REQUIRED TASK: Copy the data that follows, character for character, minus the pictures.

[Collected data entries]
※

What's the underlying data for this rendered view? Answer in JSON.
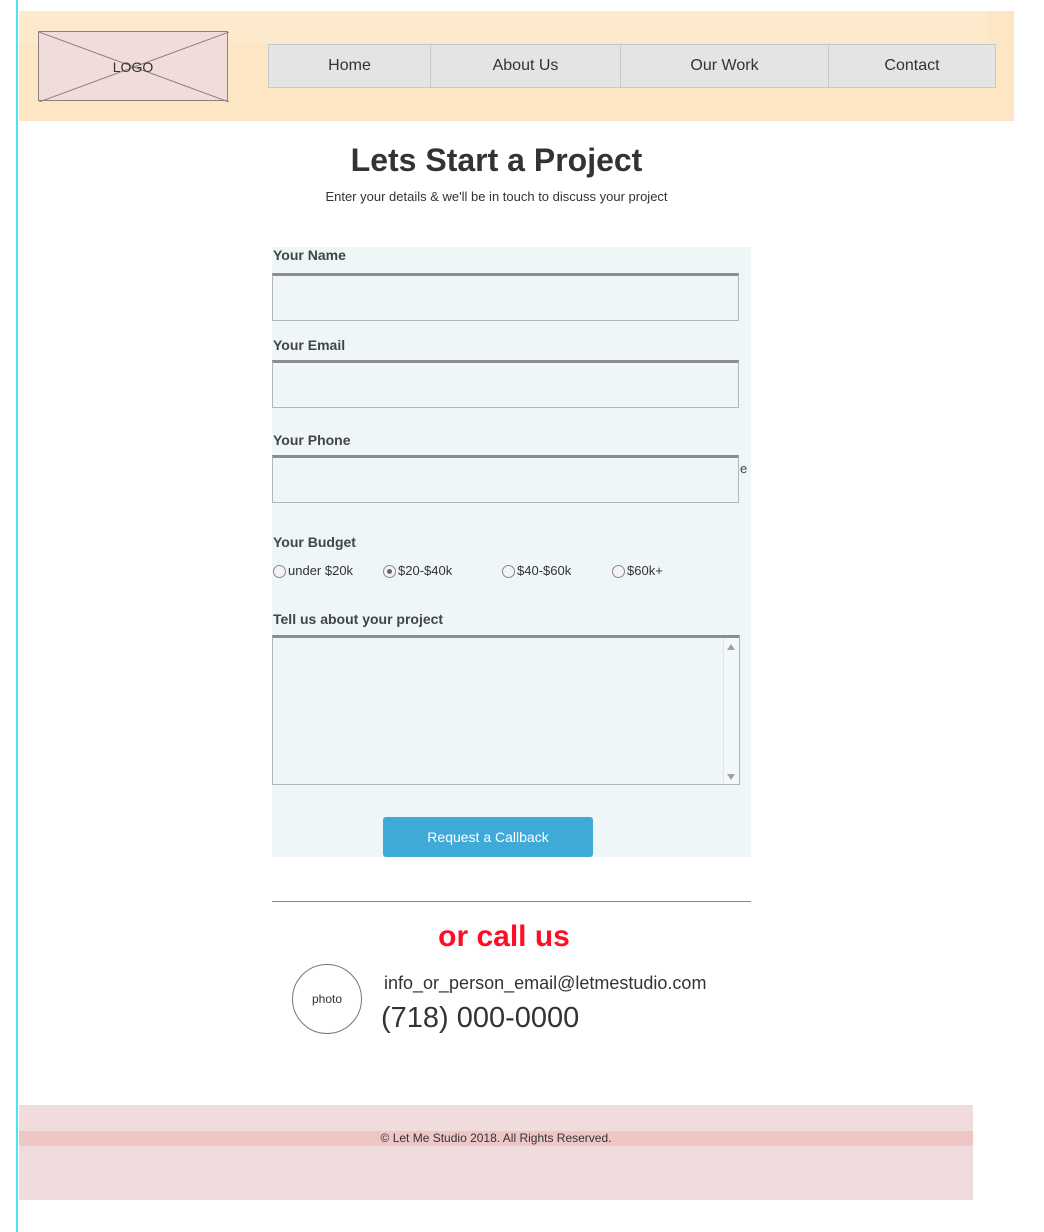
{
  "header": {
    "logo_text": "LOGO",
    "nav": [
      "Home",
      "About Us",
      "Our Work",
      "Contact"
    ]
  },
  "hero": {
    "title": "Lets Start a Project",
    "subtitle": "Enter your details & we'll be in touch to discuss your project"
  },
  "form": {
    "name_label": "Your Name",
    "name_value": "",
    "email_label": "Your Email",
    "email_value": "",
    "phone_label": "Your Phone",
    "phone_value": "",
    "stray_char": "e",
    "budget_label": "Your Budget",
    "budget_options": [
      "under $20k",
      "$20-$40k",
      "$40-$60k",
      "$60k+"
    ],
    "budget_selected": "$20-$40k",
    "project_label": "Tell us about your project",
    "project_value": "",
    "submit_label": "Request a Callback"
  },
  "contact": {
    "heading": "or call us",
    "photo_label": "photo",
    "email": "info_or_person_email@letmestudio.com",
    "phone": "(718) 000-0000",
    "heading_color": "#ff0d24"
  },
  "footer": {
    "copyright": "© Let Me Studio 2018. All Rights Reserved."
  },
  "colors": {
    "header_bg": "#fde6c4",
    "form_bg": "#eef6f7",
    "button_bg": "#3fa9d8",
    "footer_bg": "#f0dcdc"
  }
}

※

TASK RESPONSE:
What's the underlying data for this rendered view? Answer in JSON.
{
  "header": {
    "logo_text": "LOGO",
    "nav": [
      "Home",
      "About Us",
      "Our Work",
      "Contact"
    ]
  },
  "hero": {
    "title": "Lets Start a Project",
    "subtitle": "Enter your details & we'll be in touch to discuss your project"
  },
  "form": {
    "name_label": "Your Name",
    "name_value": "",
    "email_label": "Your Email",
    "email_value": "",
    "phone_label": "Your Phone",
    "phone_value": "",
    "stray_char": "e",
    "budget_label": "Your Budget",
    "budget_options": [
      "under $20k",
      "$20-$40k",
      "$40-$60k",
      "$60k+"
    ],
    "budget_selected": "$20-$40k",
    "project_label": "Tell us about your project",
    "project_value": "",
    "submit_label": "Request a Callback"
  },
  "contact": {
    "heading": "or call us",
    "photo_label": "photo",
    "email": "info_or_person_email@letmestudio.com",
    "phone": "(718) 000-0000",
    "heading_color": "#ff0d24"
  },
  "footer": {
    "copyright": "© Let Me Studio 2018. All Rights Reserved."
  },
  "colors": {
    "header_bg": "#fde6c4",
    "form_bg": "#eef6f7",
    "button_bg": "#3fa9d8",
    "footer_bg": "#f0dcdc"
  }
}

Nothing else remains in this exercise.